# Start of DATASET RECORDS
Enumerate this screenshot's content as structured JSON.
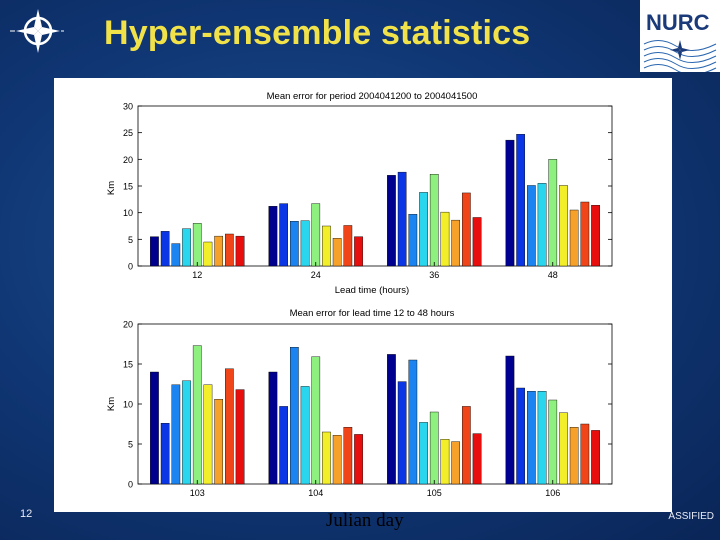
{
  "slide": {
    "title": "Hyper-ensemble statistics",
    "page_number": "12",
    "classification": "ASSIFIED",
    "caption": "Julian day",
    "nurc_logo_text": "NURC"
  },
  "colors": {
    "palette": [
      "#00008f",
      "#0030e8",
      "#1a7ef5",
      "#25d2f0",
      "#85f090",
      "#f5ec2a",
      "#f7a22a",
      "#f22a12",
      "#ec0b0b",
      "#7b0000"
    ],
    "bar_colors": [
      "#00008f",
      "#0a36e6",
      "#1c84f0",
      "#2ad6ee",
      "#8ef07e",
      "#f3ee2a",
      "#f5a12a",
      "#f04518",
      "#e90e0e",
      "#820000"
    ]
  },
  "chart_data": [
    {
      "type": "bar",
      "title": "Mean error for period 2004041200 to 2004041500",
      "xlabel": "Lead time (hours)",
      "ylabel": "Km",
      "ylim": [
        0,
        30
      ],
      "yticks": [
        0,
        5,
        10,
        15,
        20,
        25,
        30
      ],
      "categories": [
        "12",
        "24",
        "36",
        "48"
      ],
      "groups": [
        [
          5.5,
          6.5,
          4.2,
          7.0,
          8.0,
          4.5,
          5.6,
          6.0,
          5.6
        ],
        [
          11.2,
          11.7,
          8.4,
          8.5,
          11.7,
          7.5,
          5.2,
          7.6,
          5.5
        ],
        [
          17.0,
          17.6,
          9.7,
          13.8,
          17.2,
          10.1,
          8.6,
          13.7,
          9.1
        ],
        [
          23.6,
          24.7,
          15.1,
          15.5,
          20.0,
          15.1,
          10.5,
          12.0,
          11.4
        ]
      ]
    },
    {
      "type": "bar",
      "title": "Mean error for lead time 12 to 48 hours",
      "xlabel": "",
      "ylabel": "Km",
      "ylim": [
        0,
        20
      ],
      "yticks": [
        0,
        5,
        10,
        15,
        20
      ],
      "categories": [
        "103",
        "104",
        "105",
        "106"
      ],
      "groups": [
        [
          14.0,
          7.6,
          12.4,
          12.9,
          17.3,
          12.4,
          10.6,
          14.4,
          11.8
        ],
        [
          14.0,
          9.7,
          17.1,
          12.2,
          15.9,
          6.5,
          6.1,
          7.1,
          6.2
        ],
        [
          16.2,
          12.8,
          15.5,
          7.7,
          9.0,
          5.6,
          5.3,
          9.7,
          6.3
        ],
        [
          16.0,
          12.0,
          11.6,
          11.6,
          10.5,
          8.9,
          7.1,
          7.5,
          6.7
        ]
      ]
    }
  ]
}
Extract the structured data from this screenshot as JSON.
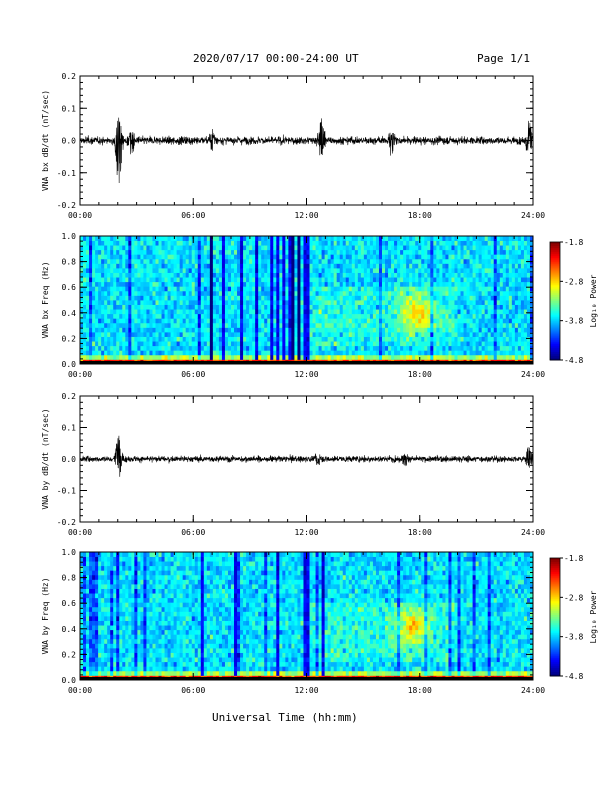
{
  "header": {
    "title": "2020/07/17  00:00-24:00 UT",
    "page": "Page 1/1"
  },
  "xlabel": "Universal Time (hh:mm)",
  "colorbar": {
    "label": "Log₁₀ Power",
    "ticks": [
      "-1.8",
      "-2.8",
      "-3.8",
      "-4.8"
    ]
  },
  "chart_data": [
    {
      "type": "line",
      "ylabel": "VNA bx dB/dt (nT/sec)",
      "xlim": [
        0,
        24
      ],
      "ylim": [
        -0.2,
        0.2
      ],
      "yticks": [
        "0.2",
        "0.1",
        "0.0",
        "-0.1",
        "-0.2"
      ],
      "xticks": [
        "00:00",
        "06:00",
        "12:00",
        "18:00",
        "24:00"
      ],
      "x_unit": "hours UT",
      "baseline_amplitude": 0.01,
      "bursts": [
        {
          "t": 2.05,
          "amp_pos": 0.08,
          "amp_neg": -0.15
        },
        {
          "t": 2.7,
          "amp_pos": 0.03,
          "amp_neg": -0.05
        },
        {
          "t": 7.0,
          "amp_pos": 0.03,
          "amp_neg": -0.03
        },
        {
          "t": 12.8,
          "amp_pos": 0.08,
          "amp_neg": -0.06
        },
        {
          "t": 16.5,
          "amp_pos": 0.03,
          "amp_neg": -0.05
        },
        {
          "t": 23.8,
          "amp_pos": 0.07,
          "amp_neg": -0.06
        }
      ]
    },
    {
      "type": "heatmap",
      "ylabel": "VNA bx Freq (Hz)",
      "xlim": [
        0,
        24
      ],
      "ylim": [
        0.0,
        1.0
      ],
      "yticks": [
        "1.0",
        "0.8",
        "0.6",
        "0.4",
        "0.2",
        "0.0"
      ],
      "xticks": [
        "00:00",
        "06:00",
        "12:00",
        "18:00",
        "24:00"
      ],
      "zlim": [
        -4.8,
        -1.8
      ],
      "low_power_gaps_hours": [
        6.9,
        7.6,
        8.6,
        9.3,
        10.1,
        10.5,
        10.8,
        11.2,
        11.6,
        12.0
      ],
      "enhancement": {
        "t": 17.9,
        "f": 0.4,
        "level": -2.9
      }
    },
    {
      "type": "line",
      "ylabel": "VNA by dB/dt (nT/sec)",
      "xlim": [
        0,
        24
      ],
      "ylim": [
        -0.2,
        0.2
      ],
      "yticks": [
        "0.2",
        "0.1",
        "0.0",
        "-0.1",
        "-0.2"
      ],
      "xticks": [
        "00:00",
        "06:00",
        "12:00",
        "18:00",
        "24:00"
      ],
      "x_unit": "hours UT",
      "baseline_amplitude": 0.008,
      "bursts": [
        {
          "t": 2.05,
          "amp_pos": 0.08,
          "amp_neg": -0.06
        },
        {
          "t": 12.6,
          "amp_pos": 0.02,
          "amp_neg": -0.02
        },
        {
          "t": 17.2,
          "amp_pos": 0.02,
          "amp_neg": -0.03
        },
        {
          "t": 23.8,
          "amp_pos": 0.05,
          "amp_neg": -0.03
        }
      ]
    },
    {
      "type": "heatmap",
      "ylabel": "VNA by Freq (Hz)",
      "xlim": [
        0,
        24
      ],
      "ylim": [
        0.0,
        1.0
      ],
      "yticks": [
        "1.0",
        "0.8",
        "0.6",
        "0.4",
        "0.2",
        "0.0"
      ],
      "xticks": [
        "00:00",
        "06:00",
        "12:00",
        "18:00",
        "24:00"
      ],
      "zlim": [
        -4.8,
        -1.8
      ],
      "low_power_gaps_hours": [
        6.5,
        8.3,
        10.5,
        12.0,
        12.9
      ],
      "enhancement": {
        "t": 17.6,
        "f": 0.42,
        "level": -3.0
      }
    }
  ]
}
# End of DATASET RECORDS
■ EXERCISE BRIEF
Repeat the material above word for word, please, apart from its images.

■ SOLUTION FOR THIS TASK
Enumerate this screenshot's content as structured JSON.
{
  "slide": {
    "title": "Hyper-ensemble statistics",
    "page_number": "12",
    "classification": "ASSIFIED",
    "caption": "Julian day",
    "nurc_logo_text": "NURC"
  },
  "colors": {
    "palette": [
      "#00008f",
      "#0030e8",
      "#1a7ef5",
      "#25d2f0",
      "#85f090",
      "#f5ec2a",
      "#f7a22a",
      "#f22a12",
      "#ec0b0b",
      "#7b0000"
    ],
    "bar_colors": [
      "#00008f",
      "#0a36e6",
      "#1c84f0",
      "#2ad6ee",
      "#8ef07e",
      "#f3ee2a",
      "#f5a12a",
      "#f04518",
      "#e90e0e",
      "#820000"
    ]
  },
  "chart_data": [
    {
      "type": "bar",
      "title": "Mean error for period 2004041200 to 2004041500",
      "xlabel": "Lead time (hours)",
      "ylabel": "Km",
      "ylim": [
        0,
        30
      ],
      "yticks": [
        0,
        5,
        10,
        15,
        20,
        25,
        30
      ],
      "categories": [
        "12",
        "24",
        "36",
        "48"
      ],
      "groups": [
        [
          5.5,
          6.5,
          4.2,
          7.0,
          8.0,
          4.5,
          5.6,
          6.0,
          5.6
        ],
        [
          11.2,
          11.7,
          8.4,
          8.5,
          11.7,
          7.5,
          5.2,
          7.6,
          5.5
        ],
        [
          17.0,
          17.6,
          9.7,
          13.8,
          17.2,
          10.1,
          8.6,
          13.7,
          9.1
        ],
        [
          23.6,
          24.7,
          15.1,
          15.5,
          20.0,
          15.1,
          10.5,
          12.0,
          11.4
        ]
      ]
    },
    {
      "type": "bar",
      "title": "Mean error for lead time 12 to 48 hours",
      "xlabel": "",
      "ylabel": "Km",
      "ylim": [
        0,
        20
      ],
      "yticks": [
        0,
        5,
        10,
        15,
        20
      ],
      "categories": [
        "103",
        "104",
        "105",
        "106"
      ],
      "groups": [
        [
          14.0,
          7.6,
          12.4,
          12.9,
          17.3,
          12.4,
          10.6,
          14.4,
          11.8
        ],
        [
          14.0,
          9.7,
          17.1,
          12.2,
          15.9,
          6.5,
          6.1,
          7.1,
          6.2
        ],
        [
          16.2,
          12.8,
          15.5,
          7.7,
          9.0,
          5.6,
          5.3,
          9.7,
          6.3
        ],
        [
          16.0,
          12.0,
          11.6,
          11.6,
          10.5,
          8.9,
          7.1,
          7.5,
          6.7
        ]
      ]
    }
  ]
}
Extract the structured data from this screenshot as JSON.
{
  "header": {
    "title": "2020/07/17  00:00-24:00 UT",
    "page": "Page 1/1"
  },
  "xlabel": "Universal Time (hh:mm)",
  "colorbar": {
    "label": "Log₁₀ Power",
    "ticks": [
      "-1.8",
      "-2.8",
      "-3.8",
      "-4.8"
    ]
  },
  "chart_data": [
    {
      "type": "line",
      "ylabel": "VNA bx dB/dt (nT/sec)",
      "xlim": [
        0,
        24
      ],
      "ylim": [
        -0.2,
        0.2
      ],
      "yticks": [
        "0.2",
        "0.1",
        "0.0",
        "-0.1",
        "-0.2"
      ],
      "xticks": [
        "00:00",
        "06:00",
        "12:00",
        "18:00",
        "24:00"
      ],
      "x_unit": "hours UT",
      "baseline_amplitude": 0.01,
      "bursts": [
        {
          "t": 2.05,
          "amp_pos": 0.08,
          "amp_neg": -0.15
        },
        {
          "t": 2.7,
          "amp_pos": 0.03,
          "amp_neg": -0.05
        },
        {
          "t": 7.0,
          "amp_pos": 0.03,
          "amp_neg": -0.03
        },
        {
          "t": 12.8,
          "amp_pos": 0.08,
          "amp_neg": -0.06
        },
        {
          "t": 16.5,
          "amp_pos": 0.03,
          "amp_neg": -0.05
        },
        {
          "t": 23.8,
          "amp_pos": 0.07,
          "amp_neg": -0.06
        }
      ]
    },
    {
      "type": "heatmap",
      "ylabel": "VNA bx Freq (Hz)",
      "xlim": [
        0,
        24
      ],
      "ylim": [
        0.0,
        1.0
      ],
      "yticks": [
        "1.0",
        "0.8",
        "0.6",
        "0.4",
        "0.2",
        "0.0"
      ],
      "xticks": [
        "00:00",
        "06:00",
        "12:00",
        "18:00",
        "24:00"
      ],
      "zlim": [
        -4.8,
        -1.8
      ],
      "low_power_gaps_hours": [
        6.9,
        7.6,
        8.6,
        9.3,
        10.1,
        10.5,
        10.8,
        11.2,
        11.6,
        12.0
      ],
      "enhancement": {
        "t": 17.9,
        "f": 0.4,
        "level": -2.9
      }
    },
    {
      "type": "line",
      "ylabel": "VNA by dB/dt (nT/sec)",
      "xlim": [
        0,
        24
      ],
      "ylim": [
        -0.2,
        0.2
      ],
      "yticks": [
        "0.2",
        "0.1",
        "0.0",
        "-0.1",
        "-0.2"
      ],
      "xticks": [
        "00:00",
        "06:00",
        "12:00",
        "18:00",
        "24:00"
      ],
      "x_unit": "hours UT",
      "baseline_amplitude": 0.008,
      "bursts": [
        {
          "t": 2.05,
          "amp_pos": 0.08,
          "amp_neg": -0.06
        },
        {
          "t": 12.6,
          "amp_pos": 0.02,
          "amp_neg": -0.02
        },
        {
          "t": 17.2,
          "amp_pos": 0.02,
          "amp_neg": -0.03
        },
        {
          "t": 23.8,
          "amp_pos": 0.05,
          "amp_neg": -0.03
        }
      ]
    },
    {
      "type": "heatmap",
      "ylabel": "VNA by Freq (Hz)",
      "xlim": [
        0,
        24
      ],
      "ylim": [
        0.0,
        1.0
      ],
      "yticks": [
        "1.0",
        "0.8",
        "0.6",
        "0.4",
        "0.2",
        "0.0"
      ],
      "xticks": [
        "00:00",
        "06:00",
        "12:00",
        "18:00",
        "24:00"
      ],
      "zlim": [
        -4.8,
        -1.8
      ],
      "low_power_gaps_hours": [
        6.5,
        8.3,
        10.5,
        12.0,
        12.9
      ],
      "enhancement": {
        "t": 17.6,
        "f": 0.42,
        "level": -3.0
      }
    }
  ]
}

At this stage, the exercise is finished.